_Instructions to follow_: Write the entries out again exactly as they stand, but without the pictures.

_Records for the exercise_:
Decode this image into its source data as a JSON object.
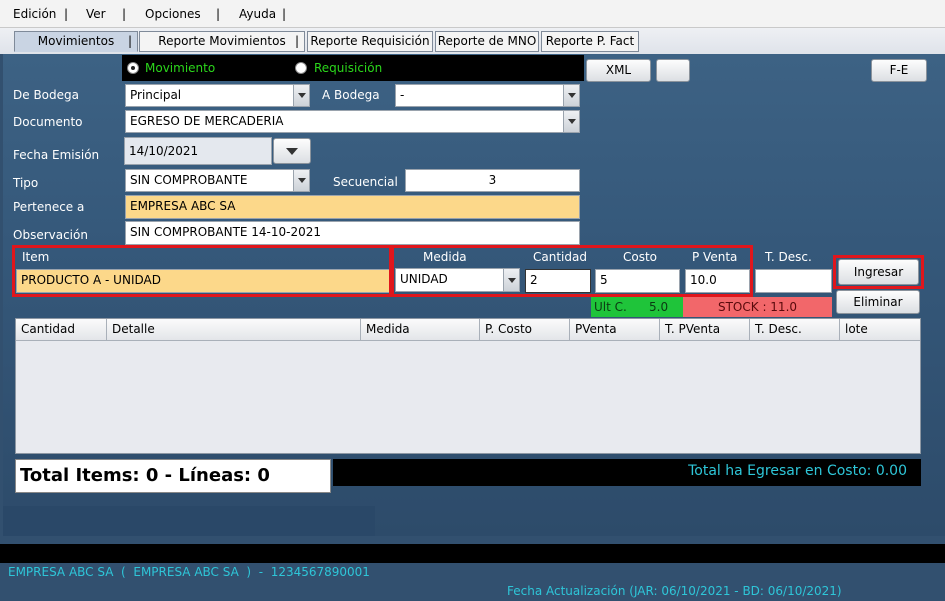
{
  "menu": [
    "Edición",
    "|",
    "Ver",
    "|",
    "Opciones",
    "|",
    "Ayuda",
    "|"
  ],
  "tabs": [
    {
      "label": "Movimientos",
      "active": true
    },
    {
      "label": "Reporte Movimientos",
      "active": false
    },
    {
      "label": "Reporte Requisición",
      "active": false
    },
    {
      "label": "Reporte de MNO",
      "active": false
    },
    {
      "label": "Reporte P. Fact",
      "active": false
    }
  ],
  "tab_separator": "|",
  "mode": {
    "option1": "Movimiento",
    "option2": "Requisición",
    "selected": "Movimiento"
  },
  "buttons": {
    "xml": "XML",
    "blank": "",
    "fe": "F-E",
    "ingresar": "Ingresar",
    "eliminar": "Eliminar"
  },
  "form": {
    "de_bodega_label": "De Bodega",
    "de_bodega_value": "Principal",
    "a_bodega_label": "A Bodega",
    "a_bodega_value": "-",
    "documento_label": "Documento",
    "documento_value": "EGRESO DE MERCADERIA",
    "fecha_label": "Fecha Emisión",
    "fecha_value": "14/10/2021",
    "tipo_label": "Tipo",
    "tipo_value": "SIN COMPROBANTE",
    "secuencial_label": "Secuencial",
    "secuencial_value": "3",
    "pertenece_label": "Pertenece a",
    "pertenece_value": "EMPRESA ABC SA",
    "observacion_label": "Observación",
    "observacion_value": "SIN COMPROBANTE 14-10-2021"
  },
  "item_entry": {
    "item_label": "Item",
    "item_value": "PRODUCTO A - UNIDAD",
    "medida_label": "Medida",
    "medida_value": "UNIDAD",
    "cantidad_label": "Cantidad",
    "cantidad_value": "2",
    "costo_label": "Costo",
    "costo_value": "5",
    "pventa_label": "P Venta",
    "pventa_value": "10.0",
    "tdesc_label": "T. Desc.",
    "tdesc_value": ""
  },
  "indicators": {
    "ult_c_label": "Ult C.",
    "ult_c_value": "5.0",
    "stock_label": "STOCK : 11.0",
    "ult_color": "#1fc43a",
    "stock_color": "#f2676a"
  },
  "table": {
    "columns": [
      "Cantidad",
      "Detalle",
      "Medida",
      "P. Costo",
      "PVenta",
      "T. PVenta",
      "T. Desc.",
      "lote"
    ],
    "rows": []
  },
  "totals": {
    "items_text": "Total Items: 0 - Líneas: 0",
    "cost_text": "Total ha Egresar en Costo: 0.00"
  },
  "status": {
    "left": "EMPRESA ABC SA  (  EMPRESA ABC SA  )  -  1234567890001",
    "right": "Fecha Actualización (JAR: 06/10/2021 - BD: 06/10/2021)"
  },
  "colors": {
    "accent_red": "#e0161c",
    "yellow_field": "#fcd88a",
    "status_text": "#2ec6d8",
    "radio_text": "#2bd61b"
  }
}
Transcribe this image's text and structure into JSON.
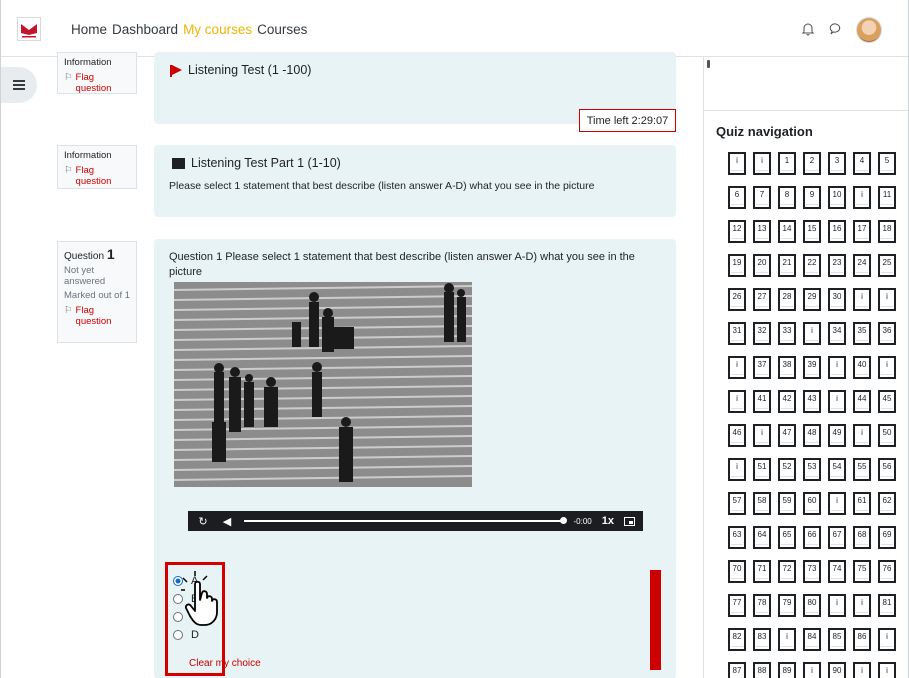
{
  "nav": {
    "links": [
      "Home",
      "Dashboard",
      "My courses",
      "Courses"
    ],
    "active": "My courses"
  },
  "info1": {
    "label": "Information",
    "flag": "Flag question"
  },
  "info2": {
    "label": "Information",
    "flag": "Flag question"
  },
  "question": {
    "label": "Question",
    "number": "1",
    "status": "Not yet answered",
    "marked": "Marked out of 1",
    "flag": "Flag question"
  },
  "section1": {
    "title": "Listening Test (1 -100)"
  },
  "timer": "Time left 2:29:07",
  "section2": {
    "title": "Listening Test  Part 1 (1-10)",
    "text": "Please select 1 statement that best describe (listen answer A-D) what you see in the picture"
  },
  "q1": {
    "text": "Question 1 Please select 1 statement that best describe (listen answer A-D) what you see in the picture",
    "audio": {
      "time": "-0:00",
      "speed": "1x"
    },
    "options": [
      "A",
      "B",
      "C",
      "D"
    ],
    "selected": "A",
    "clear": "Clear my choice"
  },
  "quiz_nav": {
    "title": "Quiz navigation",
    "items": [
      "i",
      "i",
      "1",
      "2",
      "3",
      "4",
      "5",
      "6",
      "7",
      "8",
      "9",
      "10",
      "i",
      "11",
      "12",
      "13",
      "14",
      "15",
      "16",
      "17",
      "18",
      "19",
      "20",
      "21",
      "22",
      "23",
      "24",
      "25",
      "26",
      "27",
      "28",
      "29",
      "30",
      "i",
      "i",
      "31",
      "32",
      "33",
      "i",
      "34",
      "35",
      "36",
      "i",
      "37",
      "38",
      "39",
      "i",
      "40",
      "i",
      "i",
      "41",
      "42",
      "43",
      "i",
      "44",
      "45",
      "46",
      "i",
      "47",
      "48",
      "49",
      "i",
      "50",
      "i",
      "51",
      "52",
      "53",
      "54",
      "55",
      "56",
      "57",
      "58",
      "59",
      "60",
      "i",
      "61",
      "62",
      "63",
      "64",
      "65",
      "66",
      "67",
      "68",
      "69",
      "70",
      "71",
      "72",
      "73",
      "74",
      "75",
      "76",
      "77",
      "78",
      "79",
      "80",
      "i",
      "i",
      "81",
      "82",
      "83",
      "i",
      "84",
      "85",
      "86",
      "i",
      "87",
      "88",
      "89",
      "i",
      "90",
      "i",
      "i"
    ]
  },
  "colors": {
    "accent": "#f0b400",
    "danger": "#cc0000",
    "panel": "#e7f3f5"
  }
}
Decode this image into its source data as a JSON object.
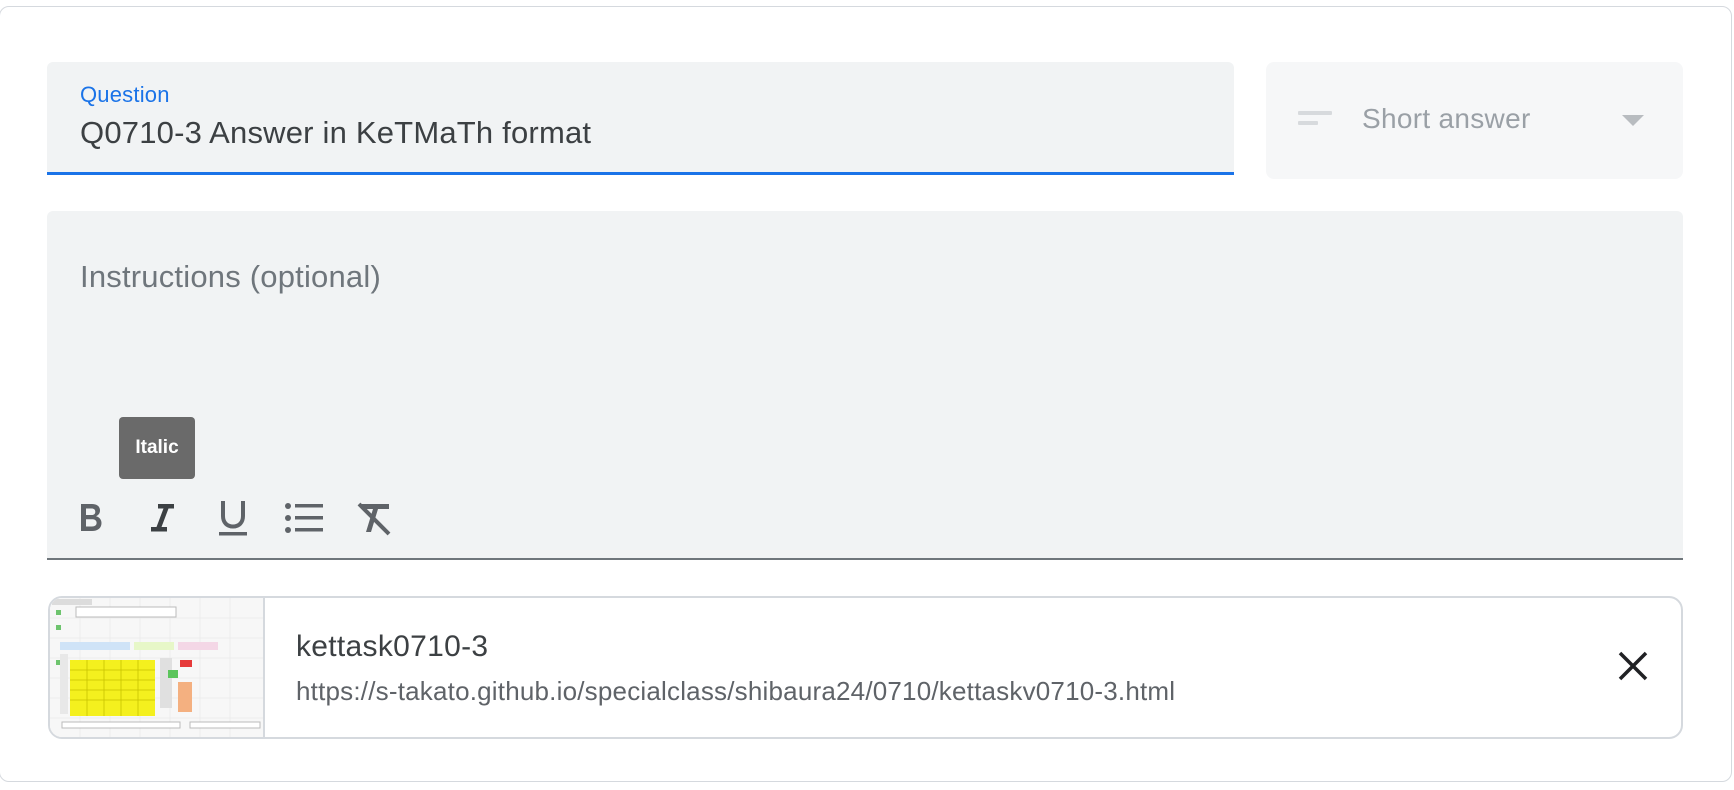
{
  "question": {
    "label": "Question",
    "value": "Q0710-3 Answer in KeTMaTh format"
  },
  "type_select": {
    "icon": "short-text-icon",
    "selected": "Short answer"
  },
  "instructions": {
    "placeholder": "Instructions (optional)",
    "tooltip": "Italic",
    "toolbar": [
      {
        "name": "bold",
        "icon": "bold-icon"
      },
      {
        "name": "italic",
        "icon": "italic-icon"
      },
      {
        "name": "underline",
        "icon": "underline-icon"
      },
      {
        "name": "bulleted-list",
        "icon": "bulleted-list-icon"
      },
      {
        "name": "clear-formatting",
        "icon": "clear-formatting-icon"
      }
    ]
  },
  "attachment": {
    "title": "kettask0710-3",
    "url": "https://s-takato.github.io/specialclass/shibaura24/0710/kettaskv0710-3.html",
    "close_icon": "close-icon"
  },
  "colors": {
    "accent": "#1a73e8",
    "field_bg": "#f1f3f4",
    "tooltip_bg": "#6a6a6a"
  }
}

_Response to the task_:
Decode this image into its source data as a JSON object.
{
  "menu": [
    "Edición",
    "|",
    "Ver",
    "|",
    "Opciones",
    "|",
    "Ayuda",
    "|"
  ],
  "tabs": [
    {
      "label": "Movimientos",
      "active": true
    },
    {
      "label": "Reporte Movimientos",
      "active": false
    },
    {
      "label": "Reporte Requisición",
      "active": false
    },
    {
      "label": "Reporte de MNO",
      "active": false
    },
    {
      "label": "Reporte P. Fact",
      "active": false
    }
  ],
  "tab_separator": "|",
  "mode": {
    "option1": "Movimiento",
    "option2": "Requisición",
    "selected": "Movimiento"
  },
  "buttons": {
    "xml": "XML",
    "blank": "",
    "fe": "F-E",
    "ingresar": "Ingresar",
    "eliminar": "Eliminar"
  },
  "form": {
    "de_bodega_label": "De Bodega",
    "de_bodega_value": "Principal",
    "a_bodega_label": "A Bodega",
    "a_bodega_value": "-",
    "documento_label": "Documento",
    "documento_value": "EGRESO DE MERCADERIA",
    "fecha_label": "Fecha Emisión",
    "fecha_value": "14/10/2021",
    "tipo_label": "Tipo",
    "tipo_value": "SIN COMPROBANTE",
    "secuencial_label": "Secuencial",
    "secuencial_value": "3",
    "pertenece_label": "Pertenece a",
    "pertenece_value": "EMPRESA ABC SA",
    "observacion_label": "Observación",
    "observacion_value": "SIN COMPROBANTE 14-10-2021"
  },
  "item_entry": {
    "item_label": "Item",
    "item_value": "PRODUCTO A - UNIDAD",
    "medida_label": "Medida",
    "medida_value": "UNIDAD",
    "cantidad_label": "Cantidad",
    "cantidad_value": "2",
    "costo_label": "Costo",
    "costo_value": "5",
    "pventa_label": "P Venta",
    "pventa_value": "10.0",
    "tdesc_label": "T. Desc.",
    "tdesc_value": ""
  },
  "indicators": {
    "ult_c_label": "Ult C.",
    "ult_c_value": "5.0",
    "stock_label": "STOCK : 11.0",
    "ult_color": "#1fc43a",
    "stock_color": "#f2676a"
  },
  "table": {
    "columns": [
      "Cantidad",
      "Detalle",
      "Medida",
      "P. Costo",
      "PVenta",
      "T. PVenta",
      "T. Desc.",
      "lote"
    ],
    "rows": []
  },
  "totals": {
    "items_text": "Total Items: 0 - Líneas: 0",
    "cost_text": "Total ha Egresar en Costo: 0.00"
  },
  "status": {
    "left": "EMPRESA ABC SA  (  EMPRESA ABC SA  )  -  1234567890001",
    "right": "Fecha Actualización (JAR: 06/10/2021 - BD: 06/10/2021)"
  },
  "colors": {
    "accent_red": "#e0161c",
    "yellow_field": "#fcd88a",
    "status_text": "#2ec6d8",
    "radio_text": "#2bd61b"
  }
}
Transcribe this image's text and structure into JSON.
{
  "nav": {
    "links": [
      "Home",
      "Dashboard",
      "My courses",
      "Courses"
    ],
    "active": "My courses"
  },
  "info1": {
    "label": "Information",
    "flag": "Flag question"
  },
  "info2": {
    "label": "Information",
    "flag": "Flag question"
  },
  "question": {
    "label": "Question",
    "number": "1",
    "status": "Not yet answered",
    "marked": "Marked out of 1",
    "flag": "Flag question"
  },
  "section1": {
    "title": "Listening Test (1 -100)"
  },
  "timer": "Time left 2:29:07",
  "section2": {
    "title": "Listening Test  Part 1 (1-10)",
    "text": "Please select 1 statement that best describe (listen answer A-D) what you see in the picture"
  },
  "q1": {
    "text": "Question 1 Please select 1 statement that best describe (listen answer A-D) what you see in the picture",
    "audio": {
      "time": "-0:00",
      "speed": "1x"
    },
    "options": [
      "A",
      "B",
      "C",
      "D"
    ],
    "selected": "A",
    "clear": "Clear my choice"
  },
  "quiz_nav": {
    "title": "Quiz navigation",
    "items": [
      "i",
      "i",
      "1",
      "2",
      "3",
      "4",
      "5",
      "6",
      "7",
      "8",
      "9",
      "10",
      "i",
      "11",
      "12",
      "13",
      "14",
      "15",
      "16",
      "17",
      "18",
      "19",
      "20",
      "21",
      "22",
      "23",
      "24",
      "25",
      "26",
      "27",
      "28",
      "29",
      "30",
      "i",
      "i",
      "31",
      "32",
      "33",
      "i",
      "34",
      "35",
      "36",
      "i",
      "37",
      "38",
      "39",
      "i",
      "40",
      "i",
      "i",
      "41",
      "42",
      "43",
      "i",
      "44",
      "45",
      "46",
      "i",
      "47",
      "48",
      "49",
      "i",
      "50",
      "i",
      "51",
      "52",
      "53",
      "54",
      "55",
      "56",
      "57",
      "58",
      "59",
      "60",
      "i",
      "61",
      "62",
      "63",
      "64",
      "65",
      "66",
      "67",
      "68",
      "69",
      "70",
      "71",
      "72",
      "73",
      "74",
      "75",
      "76",
      "77",
      "78",
      "79",
      "80",
      "i",
      "i",
      "81",
      "82",
      "83",
      "i",
      "84",
      "85",
      "86",
      "i",
      "87",
      "88",
      "89",
      "i",
      "90",
      "i",
      "i"
    ]
  },
  "colors": {
    "accent": "#f0b400",
    "danger": "#cc0000",
    "panel": "#e7f3f5"
  }
}
Decode this image into its source data as a JSON object.
{
  "question": {
    "label": "Question",
    "value": "Q0710-3 Answer in KeTMaTh format"
  },
  "type_select": {
    "icon": "short-text-icon",
    "selected": "Short answer"
  },
  "instructions": {
    "placeholder": "Instructions (optional)",
    "tooltip": "Italic",
    "toolbar": [
      {
        "name": "bold",
        "icon": "bold-icon"
      },
      {
        "name": "italic",
        "icon": "italic-icon"
      },
      {
        "name": "underline",
        "icon": "underline-icon"
      },
      {
        "name": "bulleted-list",
        "icon": "bulleted-list-icon"
      },
      {
        "name": "clear-formatting",
        "icon": "clear-formatting-icon"
      }
    ]
  },
  "attachment": {
    "title": "kettask0710-3",
    "url": "https://s-takato.github.io/specialclass/shibaura24/0710/kettaskv0710-3.html",
    "close_icon": "close-icon"
  },
  "colors": {
    "accent": "#1a73e8",
    "field_bg": "#f1f3f4",
    "tooltip_bg": "#6a6a6a"
  }
}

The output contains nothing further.